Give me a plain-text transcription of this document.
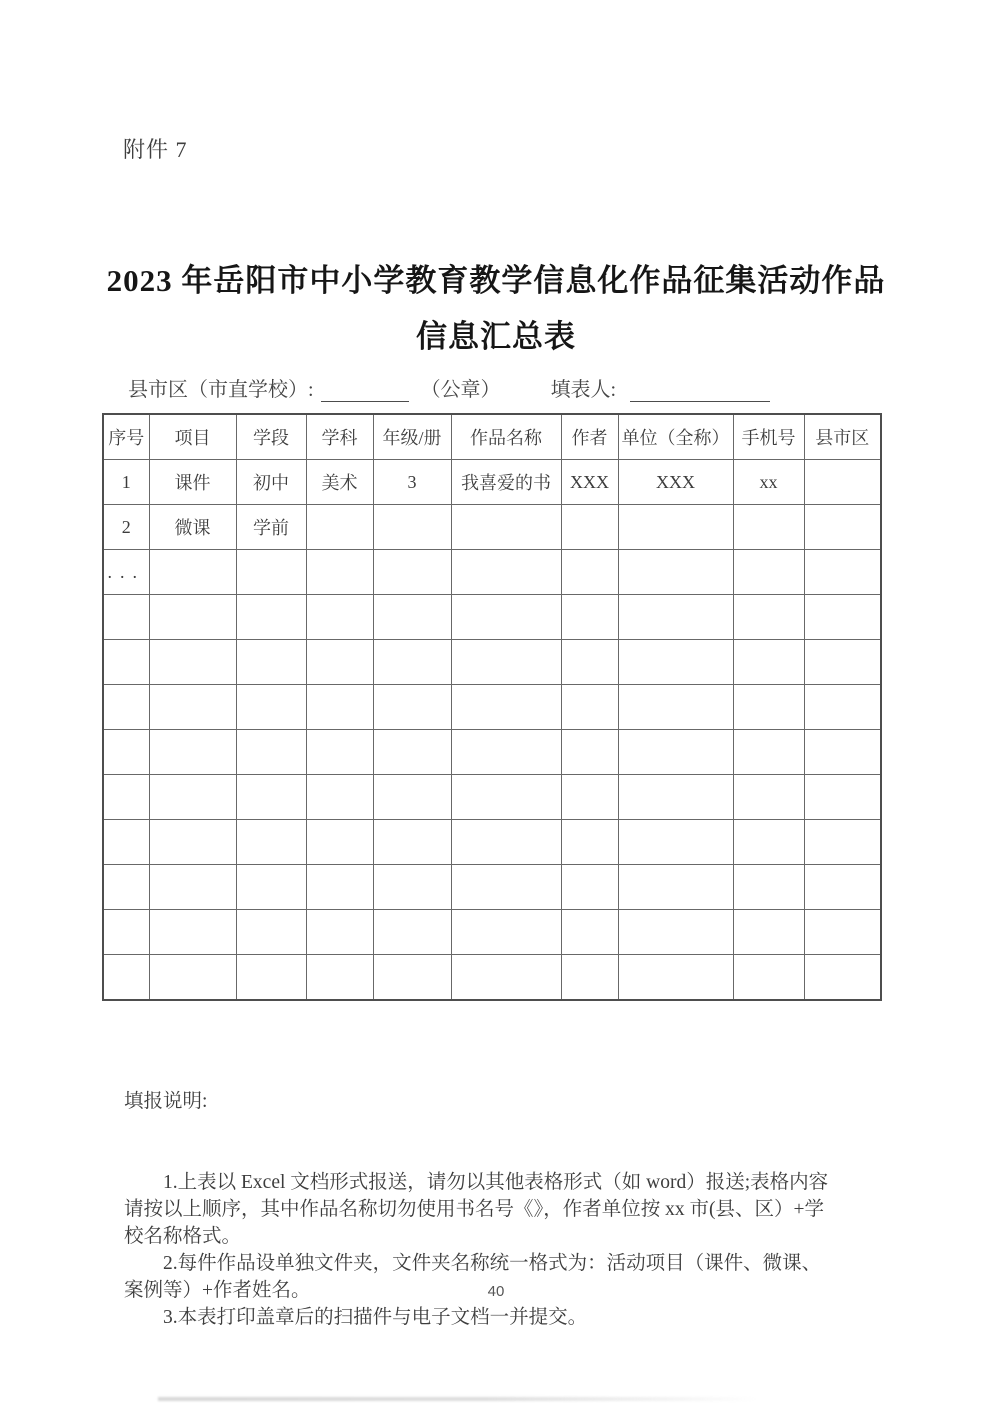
附件 7
2023 年岳阳市中小学教育教学信息化作品征集活动作品
信息汇总表
县市区（市直学校）:	（公章）	填表人:
序号	项目	学段	学科	年级/册	作品名称	作者	单位（全称）	手机号	县市区
1	课件	初中	美术	3	我喜爱的书	XXX	XXX	xx	
2	微课	学前							
...									

填报说明:

　　1.上表以 Excel 文档形式报送，请勿以其他表格形式（如 word）报送;表格内容
请按以上顺序，其中作品名称切勿使用书名号《》，作者单位按 xx 市(县、区）+学
校名称格式。
　　2.每件作品设单独文件夹，文件夹名称统一格式为：活动项目（课件、微课、
案例等）+作者姓名。
　　3.本表打印盖章后的扫描件与电子文档一并提交。

40
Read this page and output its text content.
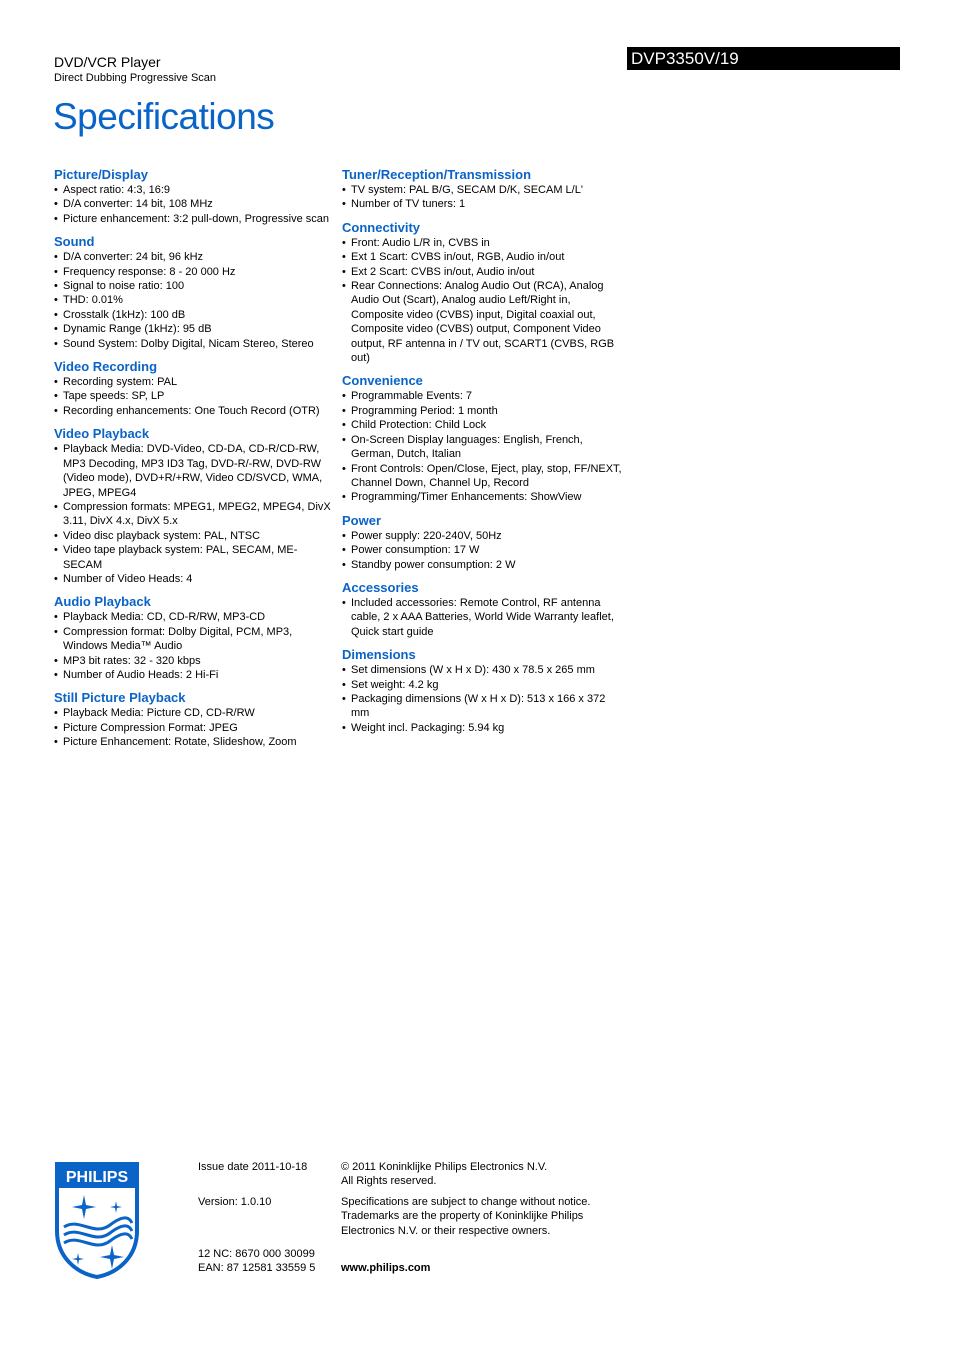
DVD/VCR Player
Direct Dubbing Progressive Scan
DVP3350V/19
Specifications
Picture/Display
• Aspect ratio: 4:3, 16:9
• D/A converter: 14 bit, 108 MHz
• Picture enhancement: 3:2 pull-down, Progressive scan
Sound
• D/A converter: 24 bit, 96 kHz
• Frequency response: 8 - 20 000 Hz
• Signal to noise ratio: 100
• THD: 0.01%
• Crosstalk (1kHz): 100 dB
• Dynamic Range (1kHz): 95 dB
• Sound System: Dolby Digital, Nicam Stereo, Stereo
Video Recording
• Recording system: PAL
• Tape speeds: SP, LP
• Recording enhancements: One Touch Record (OTR)
Video Playback
• Playback Media: DVD-Video, CD-DA, CD-R/CD-RW, MP3 Decoding, MP3 ID3 Tag, DVD-R/-RW, DVD-RW (Video mode), DVD+R/+RW, Video CD/SVCD, WMA, JPEG, MPEG4
• Compression formats: MPEG1, MPEG2, MPEG4, DivX 3.11, DivX 4.x, DivX 5.x
• Video disc playback system: PAL, NTSC
• Video tape playback system: PAL, SECAM, ME-SECAM
• Number of Video Heads: 4
Audio Playback
• Playback Media: CD, CD-R/RW, MP3-CD
• Compression format: Dolby Digital, PCM, MP3, Windows Media™ Audio
• MP3 bit rates: 32 - 320 kbps
• Number of Audio Heads: 2 Hi-Fi
Still Picture Playback
• Playback Media: Picture CD, CD-R/RW
• Picture Compression Format: JPEG
• Picture Enhancement: Rotate, Slideshow, Zoom
Tuner/Reception/Transmission
• TV system: PAL B/G, SECAM D/K, SECAM L/L'
• Number of TV tuners: 1
Connectivity
• Front: Audio L/R in, CVBS in
• Ext 1 Scart: CVBS in/out, RGB, Audio in/out
• Ext 2 Scart: CVBS in/out, Audio in/out
• Rear Connections: Analog Audio Out (RCA), Analog Audio Out (Scart), Analog audio Left/Right in, Composite video (CVBS) input, Digital coaxial out, Composite video (CVBS) output, Component Video output, RF antenna in / TV out, SCART1 (CVBS, RGB out)
Convenience
• Programmable Events: 7
• Programming Period: 1 month
• Child Protection: Child Lock
• On-Screen Display languages: English, French, German, Dutch, Italian
• Front Controls: Open/Close, Eject, play, stop, FF/NEXT, Channel Down, Channel Up, Record
• Programming/Timer Enhancements: ShowView
Power
• Power supply: 220-240V, 50Hz
• Power consumption: 17 W
• Standby power consumption: 2 W
Accessories
• Included accessories: Remote Control, RF antenna cable, 2 x AAA Batteries, World Wide Warranty leaflet, Quick start guide
Dimensions
• Set dimensions (W x H x D): 430 x 78.5 x 265 mm
• Set weight: 4.2 kg
• Packaging dimensions (W x H x D): 513 x 166 x 372 mm
• Weight incl. Packaging: 5.94 kg
PHILIPS
Issue date 2011-10-18
Version: 1.0.10
12 NC: 8670 000 30099
EAN: 87 12581 33559 5
© 2011 Koninklijke Philips Electronics N.V.
All Rights reserved.
Specifications are subject to change without notice.
Trademarks are the property of Koninklijke Philips
Electronics N.V. or their respective owners.
www.philips.com
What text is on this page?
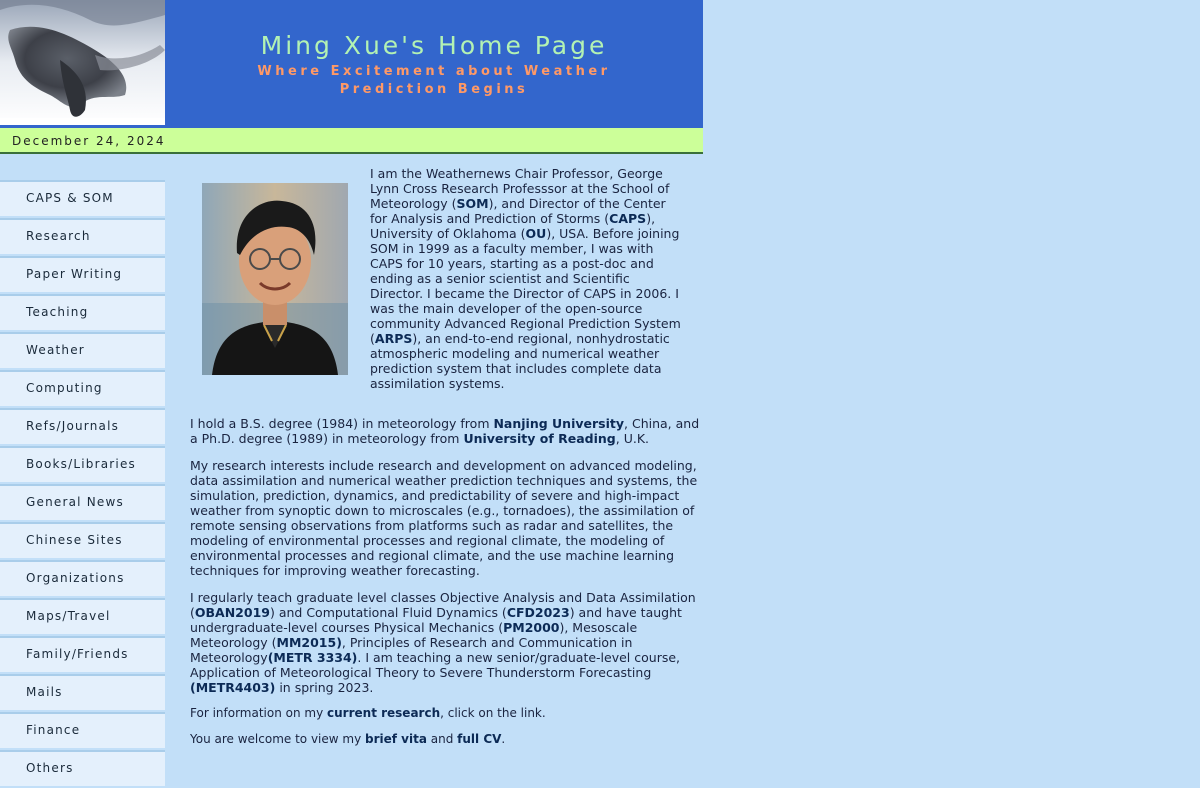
Ming Xue's Home Page
Where Excitement about Weather
Prediction Begins
December 24, 2024
CAPS & SOM
Research
Paper Writing
Teaching
Weather
Computing
Refs/Journals
Books/Libraries
General News
Chinese Sites
Organizations
Maps/Travel
Family/Friends
Mails
Finance
Others

I am the Weathernews Chair Professor, George Lynn Cross Research Professsor at the School of Meteorology (SOM), and Director of the Center for Analysis and Prediction of Storms (CAPS), University of Oklahoma (OU), USA. Before joining SOM in 1999 as a faculty member, I was with CAPS for 10 years, starting as a post-doc and ending as a senior scientist and Scientific Director. I became the Director of CAPS in 2006. I was the main developer of the open-source community Advanced Regional Prediction System (ARPS), an end-to-end regional, nonhydrostatic atmospheric modeling and numerical weather prediction system that includes complete data assimilation systems.

I hold a B.S. degree (1984) in meteorology from Nanjing University, China, and a Ph.D. degree (1989) in meteorology from University of Reading, U.K.

My research interests include research and development on advanced modeling, data assimilation and numerical weather prediction techniques and systems, the simulation, prediction, dynamics, and predictability of severe and high-impact weather from synoptic down to microscales (e.g., tornadoes), the assimilation of remote sensing observations from platforms such as radar and satellites, the modeling of environmental processes and regional climate, the modeling of environmental processes and regional climate, and the use machine learning techniques for improving weather forecasting.

I regularly teach graduate level classes Objective Analysis and Data Assimilation (OBAN2019) and Computational Fluid Dynamics (CFD2023) and have taught undergraduate-level courses Physical Mechanics (PM2000), Mesoscale Meteorology (MM2015), Principles of Research and Communication in Meteorology(METR 3334). I am teaching a new senior/graduate-level course, Application of Meteorological Theory to Severe Thunderstorm Forecasting (METR4403) in spring 2023.

For information on my current research, click on the link.

You are welcome to view my brief vita and full CV.
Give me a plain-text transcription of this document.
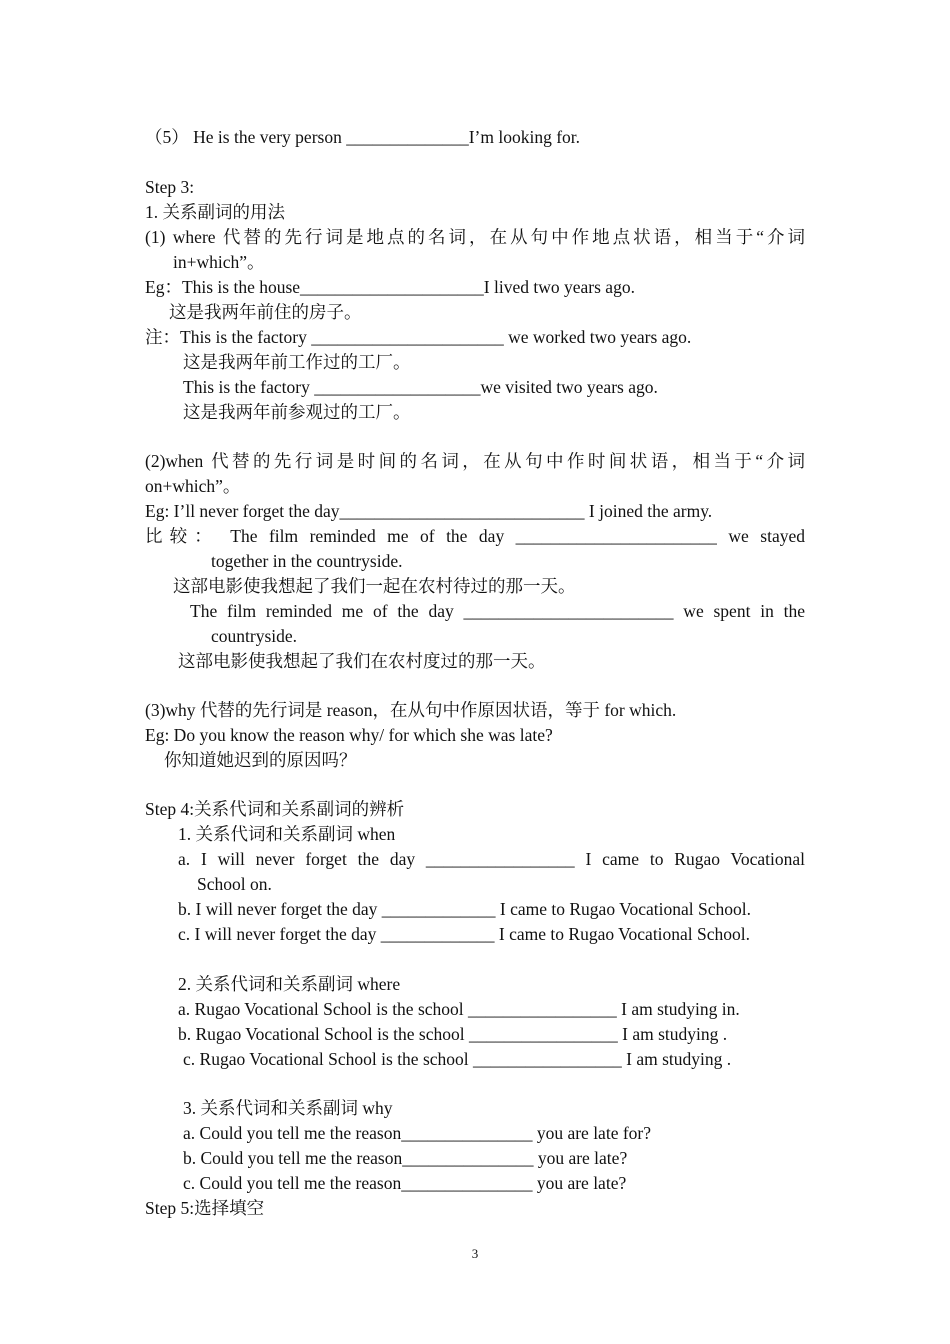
（5） He is the very person ______________I’m looking for.
Step 3:
1. 关系副词的用法
(1) where 代替的先行词是地点的名词，在从句中作地点状语，相当于“介词
in+which”。
Eg：This is the house_____________________I lived two years ago.
这是我两年前住的房子。
注：This is the factory ______________________ we worked two years ago.
这是我两年前工作过的工厂。
This is the factory ___________________we visited two years ago.
这是我两年前参观过的工厂。
(2)when 代替的先行词是时间的名词，在从句中作时间状语，相当于“介词
on+which”。
Eg: I’ll never forget the day____________________________ I joined the army.
比较： The film reminded me of the day _______________________ we stayed
together in the countryside.
这部电影使我想起了我们一起在农村待过的那一天。
The film reminded me of the day ________________________ we spent in the
countryside.
这部电影使我想起了我们在农村度过的那一天。
(3)why 代替的先行词是 reason，在从句中作原因状语，等于 for which.
Eg: Do you know the reason why/ for which she was late?
你知道她迟到的原因吗？
Step 4:关系代词和关系副词的辨析
1. 关系代词和关系副词 when
a. I will never forget the day _________________ I came to Rugao Vocational
School on.
b. I will never forget the day _____________ I came to Rugao Vocational School.
c. I will never forget the day _____________ I came to Rugao Vocational School.
2. 关系代词和关系副词 where
a. Rugao Vocational School is the school _________________ I am studying in.
b. Rugao Vocational School is the school _________________ I am studying .
c. Rugao Vocational School is the school _________________ I am studying .
3. 关系代词和关系副词 why
a. Could you tell me the reason_______________ you are late for?
b. Could you tell me the reason_______________ you are late?
c. Could you tell me the reason_______________ you are late?
Step 5:选择填空
3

....

OBJECTIVE
Repeat the data exactly in full, omitting its pictures.

FINAL ANSWER
Give me a plain-text transcription of this document.
附件 7
2023 年岳阳市中小学教育教学信息化作品征集活动作品
信息汇总表
县市区（市直学校）:	（公章）	填表人:
序号	项目	学段	学科	年级/册	作品名称	作者	单位（全称）	手机号	县市区
1	课件	初中	美术	3	我喜爱的书	XXX	XXX	xx	
2	微课	学前							
...									

填报说明:

　　1.上表以 Excel 文档形式报送，请勿以其他表格形式（如 word）报送;表格内容
请按以上顺序，其中作品名称切勿使用书名号《》，作者单位按 xx 市(县、区）+学
校名称格式。
　　2.每件作品设单独文件夹，文件夹名称统一格式为：活动项目（课件、微课、
案例等）+作者姓名。
　　3.本表打印盖章后的扫描件与电子文档一并提交。

40
Read this page and output its text content.
DVD/VCR Player
Direct Dubbing Progressive Scan
DVP3350V/19
Specifications
Picture/Display
• Aspect ratio: 4:3, 16:9
• D/A converter: 14 bit, 108 MHz
• Picture enhancement: 3:2 pull-down, Progressive scan
Sound
• D/A converter: 24 bit, 96 kHz
• Frequency response: 8 - 20 000 Hz
• Signal to noise ratio: 100
• THD: 0.01%
• Crosstalk (1kHz): 100 dB
• Dynamic Range (1kHz): 95 dB
• Sound System: Dolby Digital, Nicam Stereo, Stereo
Video Recording
• Recording system: PAL
• Tape speeds: SP, LP
• Recording enhancements: One Touch Record (OTR)
Video Playback
• Playback Media: DVD-Video, CD-DA, CD-R/CD-RW, MP3 Decoding, MP3 ID3 Tag, DVD-R/-RW, DVD-RW (Video mode), DVD+R/+RW, Video CD/SVCD, WMA, JPEG, MPEG4
• Compression formats: MPEG1, MPEG2, MPEG4, DivX 3.11, DivX 4.x, DivX 5.x
• Video disc playback system: PAL, NTSC
• Video tape playback system: PAL, SECAM, ME-SECAM
• Number of Video Heads: 4
Audio Playback
• Playback Media: CD, CD-R/RW, MP3-CD
• Compression format: Dolby Digital, PCM, MP3, Windows Media™ Audio
• MP3 bit rates: 32 - 320 kbps
• Number of Audio Heads: 2 Hi-Fi
Still Picture Playback
• Playback Media: Picture CD, CD-R/RW
• Picture Compression Format: JPEG
• Picture Enhancement: Rotate, Slideshow, Zoom
Tuner/Reception/Transmission
• TV system: PAL B/G, SECAM D/K, SECAM L/L'
• Number of TV tuners: 1
Connectivity
• Front: Audio L/R in, CVBS in
• Ext 1 Scart: CVBS in/out, RGB, Audio in/out
• Ext 2 Scart: CVBS in/out, Audio in/out
• Rear Connections: Analog Audio Out (RCA), Analog Audio Out (Scart), Analog audio Left/Right in, Composite video (CVBS) input, Digital coaxial out, Composite video (CVBS) output, Component Video output, RF antenna in / TV out, SCART1 (CVBS, RGB out)
Convenience
• Programmable Events: 7
• Programming Period: 1 month
• Child Protection: Child Lock
• On-Screen Display languages: English, French, German, Dutch, Italian
• Front Controls: Open/Close, Eject, play, stop, FF/NEXT, Channel Down, Channel Up, Record
• Programming/Timer Enhancements: ShowView
Power
• Power supply: 220-240V, 50Hz
• Power consumption: 17 W
• Standby power consumption: 2 W
Accessories
• Included accessories: Remote Control, RF antenna cable, 2 x AAA Batteries, World Wide Warranty leaflet, Quick start guide
Dimensions
• Set dimensions (W x H x D): 430 x 78.5 x 265 mm
• Set weight: 4.2 kg
• Packaging dimensions (W x H x D): 513 x 166 x 372 mm
• Weight incl. Packaging: 5.94 kg
PHILIPS
Issue date 2011-10-18
Version: 1.0.10
12 NC: 8670 000 30099
EAN: 87 12581 33559 5
© 2011 Koninklijke Philips Electronics N.V.
All Rights reserved.
Specifications are subject to change without notice.
Trademarks are the property of Koninklijke Philips
Electronics N.V. or their respective owners.
www.philips.com
What text is on this page?
Ming Xue's Home Page
Where Excitement about Weather
Prediction Begins
December 24, 2024
CAPS & SOM
Research
Paper Writing
Teaching
Weather
Computing
Refs/Journals
Books/Libraries
General News
Chinese Sites
Organizations
Maps/Travel
Family/Friends
Mails
Finance
Others

I am the Weathernews Chair Professor, George Lynn Cross Research Professsor at the School of Meteorology (SOM), and Director of the Center for Analysis and Prediction of Storms (CAPS), University of Oklahoma (OU), USA. Before joining SOM in 1999 as a faculty member, I was with CAPS for 10 years, starting as a post-doc and ending as a senior scientist and Scientific Director. I became the Director of CAPS in 2006. I was the main developer of the open-source community Advanced Regional Prediction System (ARPS), an end-to-end regional, nonhydrostatic atmospheric modeling and numerical weather prediction system that includes complete data assimilation systems.

I hold a B.S. degree (1984) in meteorology from Nanjing University, China, and a Ph.D. degree (1989) in meteorology from University of Reading, U.K.

My research interests include research and development on advanced modeling, data assimilation and numerical weather prediction techniques and systems, the simulation, prediction, dynamics, and predictability of severe and high-impact weather from synoptic down to microscales (e.g., tornadoes), the assimilation of remote sensing observations from platforms such as radar and satellites, the modeling of environmental processes and regional climate, the modeling of environmental processes and regional climate, and the use machine learning techniques for improving weather forecasting.

I regularly teach graduate level classes Objective Analysis and Data Assimilation (OBAN2019) and Computational Fluid Dynamics (CFD2023) and have taught undergraduate-level courses Physical Mechanics (PM2000), Mesoscale Meteorology (MM2015), Principles of Research and Communication in Meteorology(METR 3334). I am teaching a new senior/graduate-level course, Application of Meteorological Theory to Severe Thunderstorm Forecasting (METR4403) in spring 2023.

For information on my current research, click on the link.

You are welcome to view my brief vita and full CV.
Give me a plain-text transcription of this document.
（5） He is the very person ______________I’m looking for.
Step 3:
1. 关系副词的用法
(1) where 代替的先行词是地点的名词，在从句中作地点状语，相当于“介词
in+which”。
Eg：This is the house_____________________I lived two years ago.
这是我两年前住的房子。
注：This is the factory ______________________ we worked two years ago.
这是我两年前工作过的工厂。
This is the factory ___________________we visited two years ago.
这是我两年前参观过的工厂。
(2)when 代替的先行词是时间的名词，在从句中作时间状语，相当于“介词
on+which”。
Eg: I’ll never forget the day____________________________ I joined the army.
比较： The film reminded me of the day _______________________ we stayed
together in the countryside.
这部电影使我想起了我们一起在农村待过的那一天。
The film reminded me of the day ________________________ we spent in the
countryside.
这部电影使我想起了我们在农村度过的那一天。
(3)why 代替的先行词是 reason，在从句中作原因状语，等于 for which.
Eg: Do you know the reason why/ for which she was late?
你知道她迟到的原因吗？
Step 4:关系代词和关系副词的辨析
1. 关系代词和关系副词 when
a. I will never forget the day _________________ I came to Rugao Vocational
School on.
b. I will never forget the day _____________ I came to Rugao Vocational School.
c. I will never forget the day _____________ I came to Rugao Vocational School.
2. 关系代词和关系副词 where
a. Rugao Vocational School is the school _________________ I am studying in.
b. Rugao Vocational School is the school _________________ I am studying .
c. Rugao Vocational School is the school _________________ I am studying .
3. 关系代词和关系副词 why
a. Could you tell me the reason_______________ you are late for?
b. Could you tell me the reason_______________ you are late?
c. Could you tell me the reason_______________ you are late?
Step 5:选择填空
3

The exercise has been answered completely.